# What the task requires
Render every line of the items below as a Markdown table with the columns Row and Line, numbering the rows and omitting blank lines and the pictures.

## Start Rows

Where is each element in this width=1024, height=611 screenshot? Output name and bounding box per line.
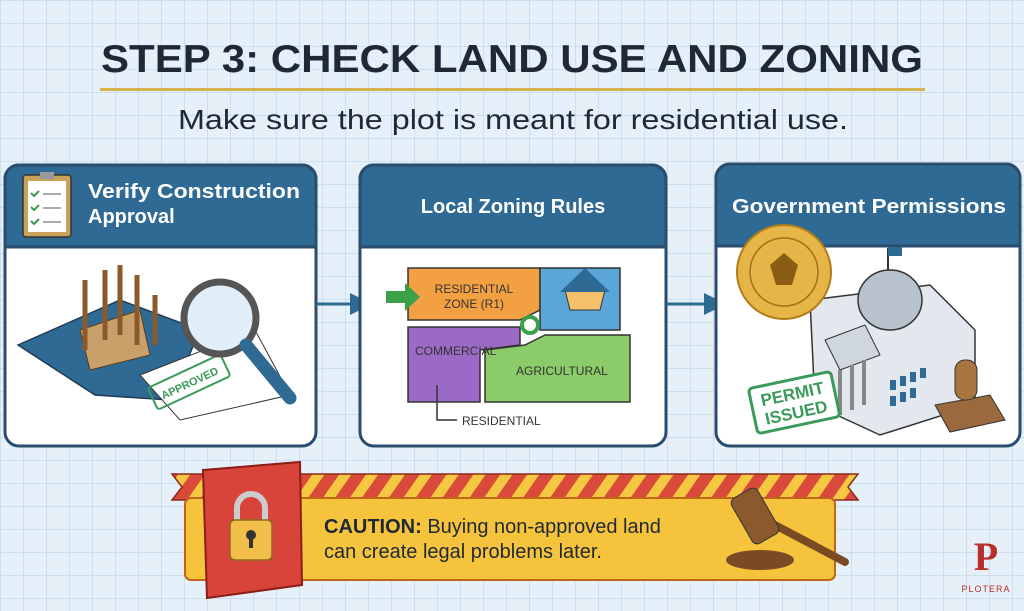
zoning map [386, 268, 630, 428]
logo [961, 534, 1011, 594]
illustration: blueprint, frame, magnifier [18, 265, 290, 420]
zoning map: COMMERCIAL [415, 344, 497, 358]
building illustration [810, 247, 975, 435]
icon: padlock [203, 462, 302, 598]
heading: Local Zoning Rules [421, 196, 605, 218]
zoning map: RESIDENTIAL [435, 282, 514, 296]
caution text: CAUTION: Buying non-approved land [324, 516, 661, 538]
zoning map: ZONE (R1) [444, 297, 504, 311]
stamp: permit issued: PERMIT [759, 378, 826, 410]
callout: caution banner: can create legal problems later. [324, 541, 602, 563]
panel: verify construction approval: Approval [88, 206, 175, 228]
title: STEP 3: CHECK LAND USE AND ZONING [101, 38, 923, 81]
heading: Government Permissions [732, 196, 1006, 218]
logo: PLOTERA [961, 584, 1011, 594]
stamp: permit issued [748, 371, 840, 434]
zoning map: AGRICULTURAL [516, 364, 608, 378]
callout: caution banner [172, 462, 858, 598]
panel: verify construction approval [5, 165, 316, 446]
stamp: permit issued: ISSUED [763, 397, 829, 429]
icon: gavel [726, 486, 845, 570]
subtitle: Make sure the plot is meant for residential use. [178, 104, 848, 135]
panel: government permissions [716, 164, 1020, 446]
icon: rubber stamp [935, 360, 1005, 432]
arrow [316, 293, 372, 315]
logo: P [974, 534, 998, 579]
arrow [666, 293, 726, 315]
icon: gold seal [737, 225, 831, 319]
zoning map: RESIDENTIAL [462, 414, 541, 428]
icon: clipboard [23, 172, 71, 237]
illustration: blueprint, frame, magnifier: APPROVED [159, 365, 221, 402]
panel: local zoning rules [360, 165, 666, 446]
heading: Verify Construction [88, 181, 300, 203]
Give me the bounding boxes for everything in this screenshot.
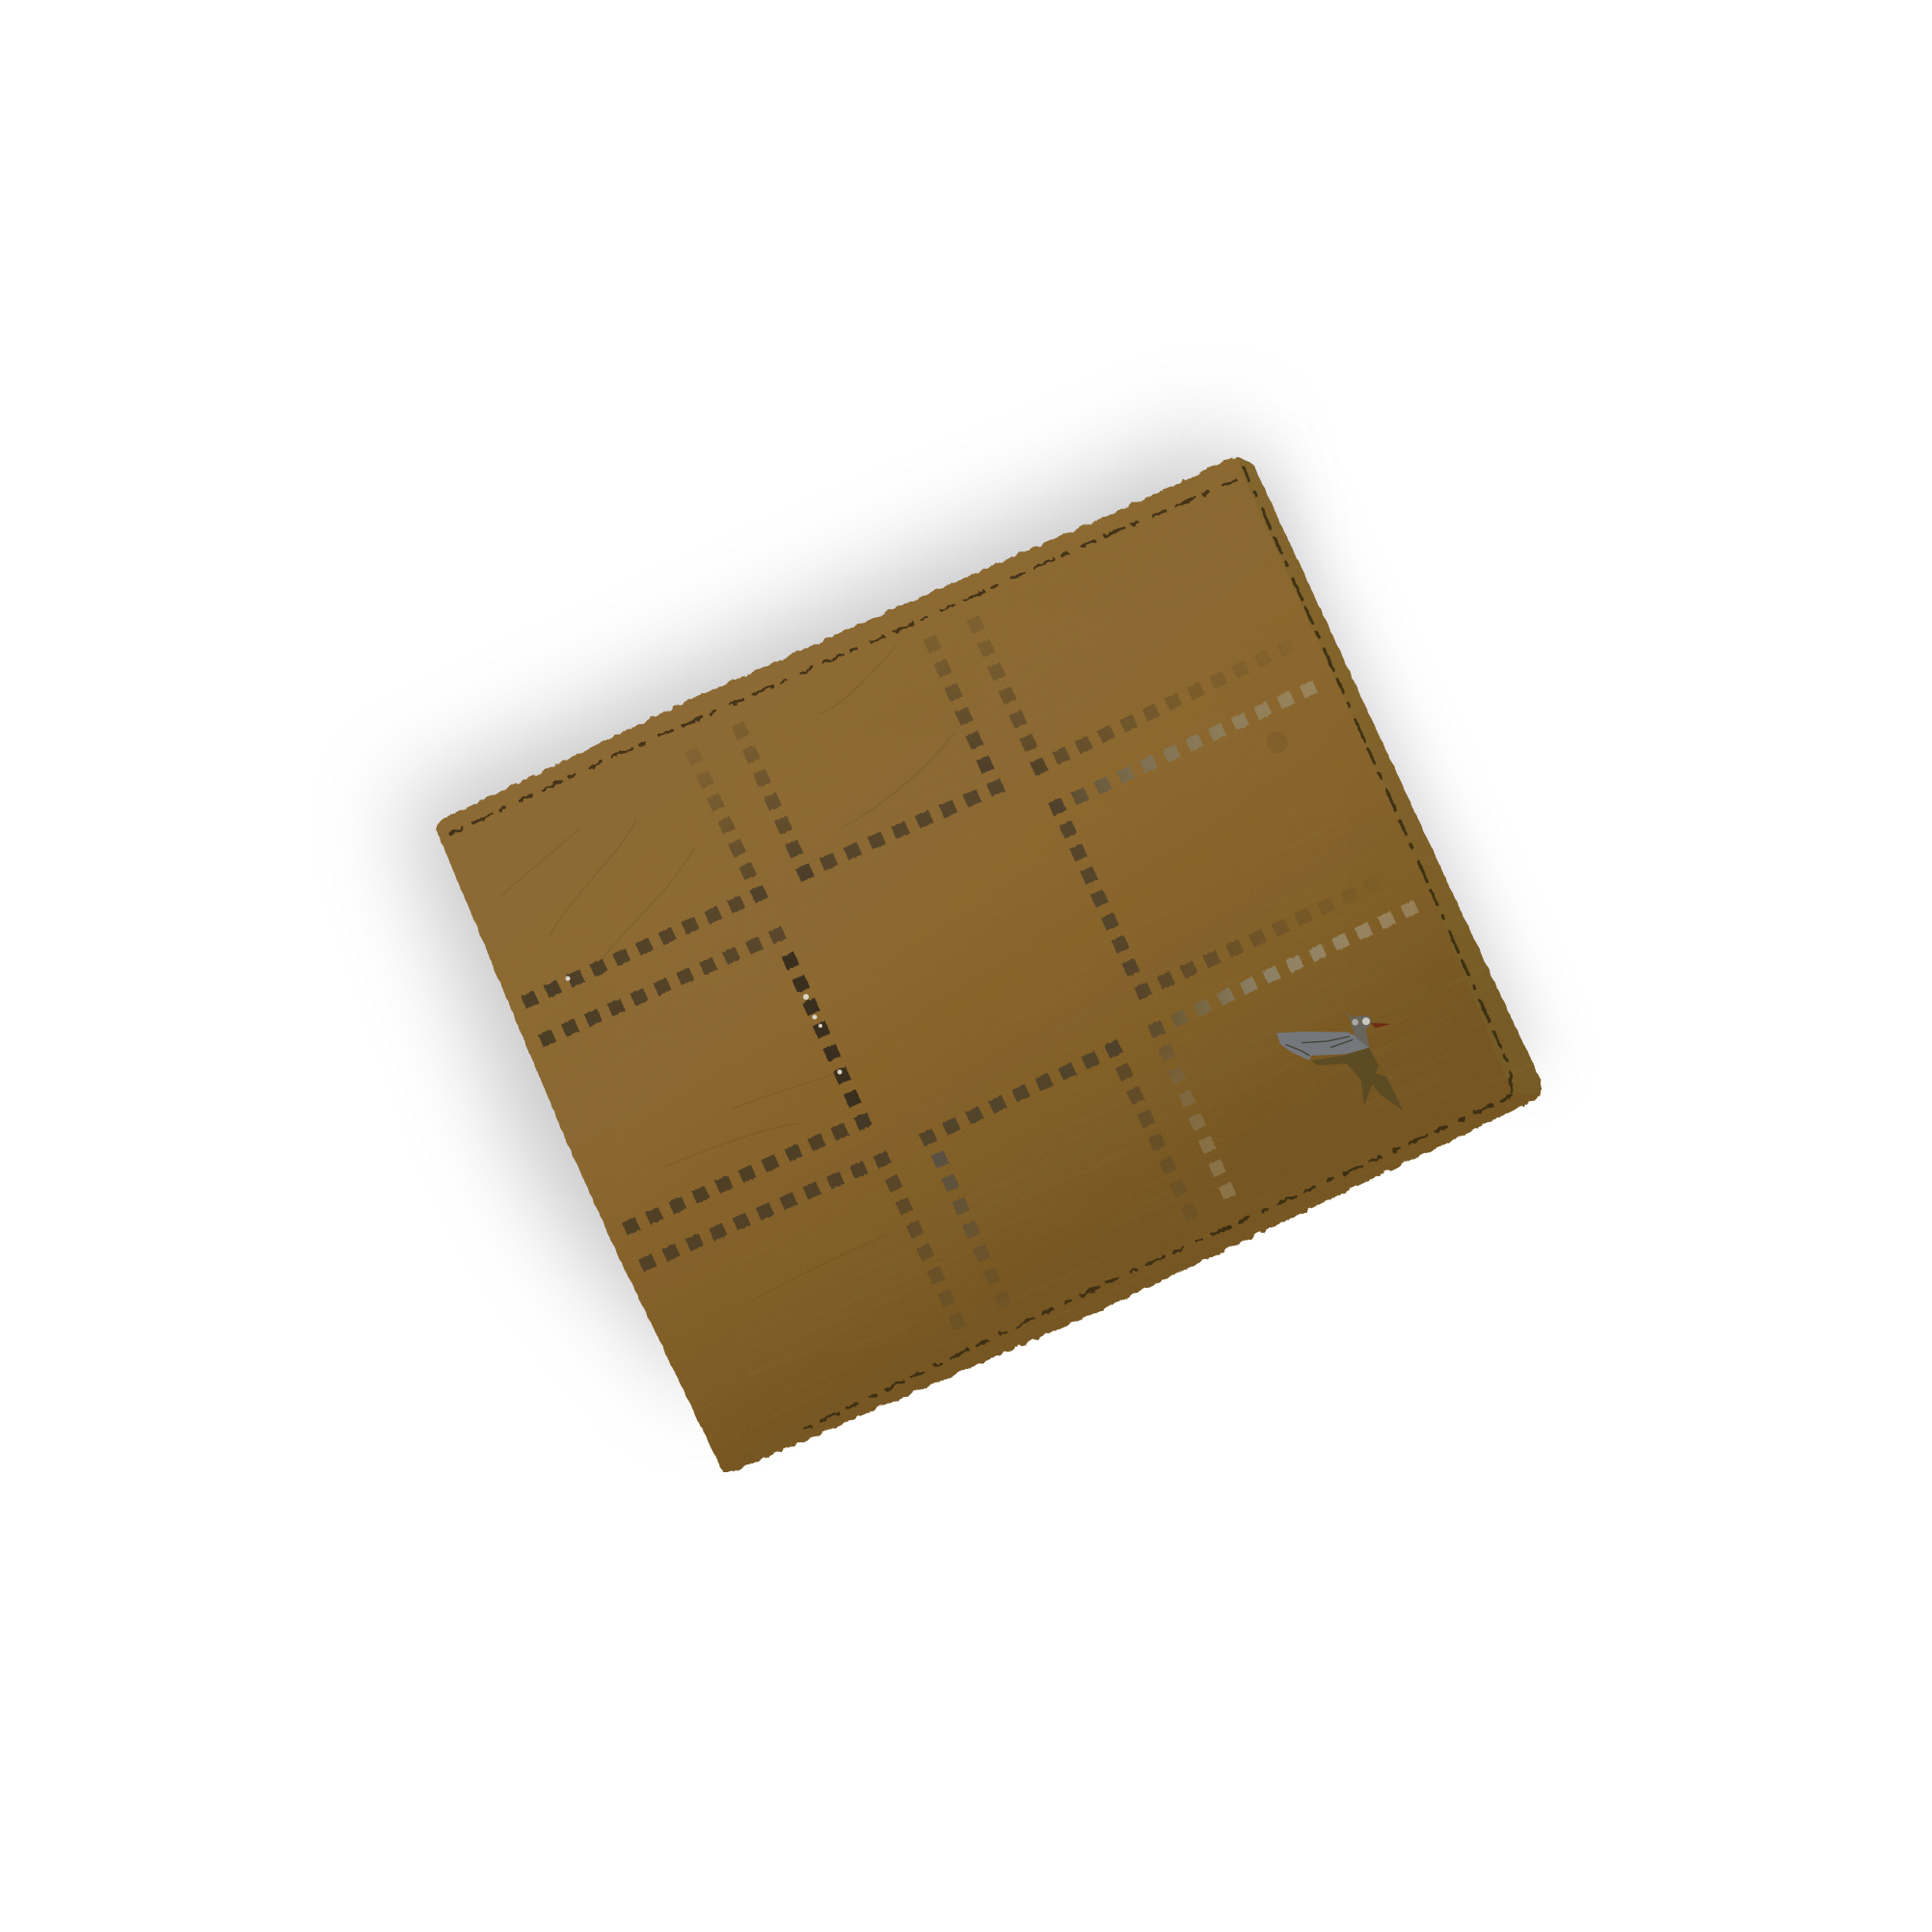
lower corner shading xyxy=(436,456,1541,1472)
product photo: wallet on white xyxy=(372,407,1548,1473)
stitch line: lower left horizontal upper xyxy=(625,1118,870,1229)
stitch line: upper left vertical inner xyxy=(738,724,808,879)
stitch line: lower left horizontal lower xyxy=(641,1157,889,1266)
stitch line: bottom vertical left xyxy=(891,1177,960,1328)
wing feather lines xyxy=(1285,1036,1353,1056)
stitch line: bottom vertical right xyxy=(937,1153,1006,1306)
faint shadow on right side xyxy=(1157,453,1543,1065)
stitch line: upper right horizontal bottom xyxy=(1051,686,1315,810)
pebbled wrinkles upper left xyxy=(501,646,954,1301)
icon: bird emblem xyxy=(1276,1010,1403,1111)
stitch line: upper right vertical outer xyxy=(929,637,988,771)
stitch line: lower right vertical left xyxy=(1111,1042,1193,1219)
stitch line: upper right horizontal top xyxy=(1033,645,1292,769)
stitch line: central left vertical xyxy=(788,954,866,1128)
wallet xyxy=(436,456,1541,1472)
stitch line: lower right vertical right xyxy=(1154,1023,1230,1197)
bird beak xyxy=(1371,1023,1391,1028)
edge seam stitching xyxy=(450,468,1512,1430)
stitch line: lower right horizontal bottom xyxy=(1150,906,1416,1033)
right seam xyxy=(1244,468,1512,1092)
stitch line: upper right vertical inner xyxy=(973,618,1042,773)
bird wing xyxy=(1276,1032,1369,1060)
bird eyes xyxy=(1362,1017,1370,1025)
stitch line: left horizontal lower xyxy=(541,932,784,1041)
stitch line: lower centre horizontal xyxy=(922,1046,1120,1140)
wallet leather body xyxy=(436,456,1541,1472)
stitch line: lower right horizontal top xyxy=(1137,882,1379,994)
right edge band xyxy=(1237,456,1541,1094)
stitch line: central right vertical xyxy=(1055,800,1134,974)
bird head xyxy=(1343,1010,1372,1048)
stitch line: upper centre horizontal xyxy=(798,785,1003,875)
bird body and tail xyxy=(1311,1048,1403,1111)
metallic specks in central stitches xyxy=(565,976,843,1074)
stitch line: upper left vertical outer xyxy=(691,750,762,900)
plaid stitch pattern xyxy=(523,618,1416,1328)
soft shadow behind wallet: top and left xyxy=(400,429,1253,1398)
stitch line: left horizontal upper xyxy=(523,891,765,1003)
faint stain spot xyxy=(1267,732,1288,753)
top seam xyxy=(450,477,1244,834)
leather grain texture xyxy=(440,456,1539,1472)
bottom seam xyxy=(803,1096,1512,1430)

## End Rows

# Reply
| Row | Line |
|---|---|
| 1 | Where is each element in this width=1024, height=611 screenshot? Output name and bounding box per line. |
| 2 | zoning map [386, 268, 630, 428] |
| 3 | logo [961, 534, 1011, 594] |
| 4 | illustration: blueprint, frame, magnifier [18, 265, 290, 420] |
| 5 | zoning map: COMMERCIAL [415, 344, 497, 358] |
| 6 | building illustration [810, 247, 975, 435] |
| 7 | icon: padlock [203, 462, 302, 598] |
| 8 | heading: Local Zoning Rules [421, 196, 605, 218] |
| 9 | zoning map: RESIDENTIAL [435, 282, 514, 296] |
| 10 | caution text: CAUTION: Buying non-approved land [324, 516, 661, 538] |
| 11 | zoning map: ZONE (R1) [444, 297, 504, 311] |
| 12 | stamp: permit issued: PERMIT [759, 378, 826, 410] |
| 13 | callout: caution banner: can create legal problems later. [324, 541, 602, 563] |
| 14 | panel: verify construction approval: Approval [88, 206, 175, 228] |
| 15 | title: STEP 3: CHECK LAND USE AND ZONING [101, 38, 923, 81] |
| 16 | heading: Government Permissions [732, 196, 1006, 218] |
| 17 | logo: PLOTERA [961, 584, 1011, 594] |
| 18 | stamp: permit issued [748, 371, 840, 434] |
| 19 | zoning map: AGRICULTURAL [516, 364, 608, 378] |
| 20 | callout: caution banner [172, 462, 858, 598] |
| 21 | panel: verify construction approval [5, 165, 316, 446] |
| 22 | stamp: permit issued: ISSUED [763, 397, 829, 429] |
| 23 | icon: gavel [726, 486, 845, 570] |
| 24 | subtitle: Make sure the plot is meant for residential use. [178, 104, 848, 135] |
| 25 | panel: government permissions [716, 164, 1020, 446] |
| 26 | icon: rubber stamp [935, 360, 1005, 432] |
| 27 | arrow [316, 293, 372, 315] |
| 28 | logo: P [974, 534, 998, 579] |
| 29 | arrow [666, 293, 726, 315] |
| 30 | icon: gold seal [737, 225, 831, 319] |
| 31 | zoning map: RESIDENTIAL [462, 414, 541, 428] |
| 32 | icon: clipboard [23, 172, 71, 237] |
| 33 | illustration: blueprint, frame, magnifier: APPROVED [159, 365, 221, 402] |
| 34 | panel: local zoning rules [360, 165, 666, 446] |
| 35 | heading: Verify Construction [88, 181, 300, 203] |
| 36 | Give me the bounding boxes for everything in this screenshot. |
| 37 | lower corner shading xyxy=(436,456,1541,1472) |
| 38 | product photo: wallet on white xyxy=(372,407,1548,1473) |
| 39 | stitch line: lower left horizontal upper xyxy=(625,1118,870,1229) |
| 40 | stitch line: upper left vertical inner xyxy=(738,724,808,879) |
| 41 | stitch line: lower left horizontal lower xyxy=(641,1157,889,1266) |
| 42 | stitch line: bottom vertical left xyxy=(891,1177,960,1328) |
| 43 | wing feather lines xyxy=(1285,1036,1353,1056) |
| 44 | stitch line: bottom vertical right xyxy=(937,1153,1006,1306) |
| 45 | faint shadow on right side xyxy=(1157,453,1543,1065) |
| 46 | stitch line: upper right horizontal bottom xyxy=(1051,686,1315,810) |
| 47 | pebbled wrinkles upper left xyxy=(501,646,954,1301) |
| 48 | icon: bird emblem xyxy=(1276,1010,1403,1111) |
| 49 | stitch line: upper right vertical outer xyxy=(929,637,988,771) |
| 50 | stitch line: lower right vertical left xyxy=(1111,1042,1193,1219) |
| 51 | stitch line: upper right horizontal top xyxy=(1033,645,1292,769) |
| 52 | stitch line: central left vertical xyxy=(788,954,866,1128) |
| 53 | wallet xyxy=(436,456,1541,1472) |
| 54 | stitch line: lower right vertical right xyxy=(1154,1023,1230,1197) |
| 55 | bird beak xyxy=(1371,1023,1391,1028) |
| 56 | edge seam stitching xyxy=(450,468,1512,1430) |
| 57 | stitch line: lower right horizontal bottom xyxy=(1150,906,1416,1033) |
| 58 | right seam xyxy=(1244,468,1512,1092) |
| 59 | stitch line: upper right vertical inner xyxy=(973,618,1042,773) |
| 60 | bird wing xyxy=(1276,1032,1369,1060) |
| 61 | bird eyes xyxy=(1362,1017,1370,1025) |
| 62 | stitch line: left horizontal lower xyxy=(541,932,784,1041) |
| 63 | stitch line: lower centre horizontal xyxy=(922,1046,1120,1140) |
| 64 | wallet leather body xyxy=(436,456,1541,1472) |
| 65 | stitch line: lower right horizontal top xyxy=(1137,882,1379,994) |
| 66 | right edge band xyxy=(1237,456,1541,1094) |
| 67 | stitch line: central right vertical xyxy=(1055,800,1134,974) |
| 68 | bird head xyxy=(1343,1010,1372,1048) |
| 69 | stitch line: upper centre horizontal xyxy=(798,785,1003,875) |
| 70 | bird body and tail xyxy=(1311,1048,1403,1111) |
| 71 | metallic specks in central stitches xyxy=(565,976,843,1074) |
| 72 | stitch line: upper left vertical outer xyxy=(691,750,762,900) |
| 73 | plaid stitch pattern xyxy=(523,618,1416,1328) |
| 74 | soft shadow behind wallet: top and left xyxy=(400,429,1253,1398) |
| 75 | stitch line: left horizontal upper xyxy=(523,891,765,1003) |
| 76 | faint stain spot xyxy=(1267,732,1288,753) |
| 77 | top seam xyxy=(450,477,1244,834) |
| 78 | leather grain texture xyxy=(440,456,1539,1472) |
| 79 | bottom seam xyxy=(803,1096,1512,1430) |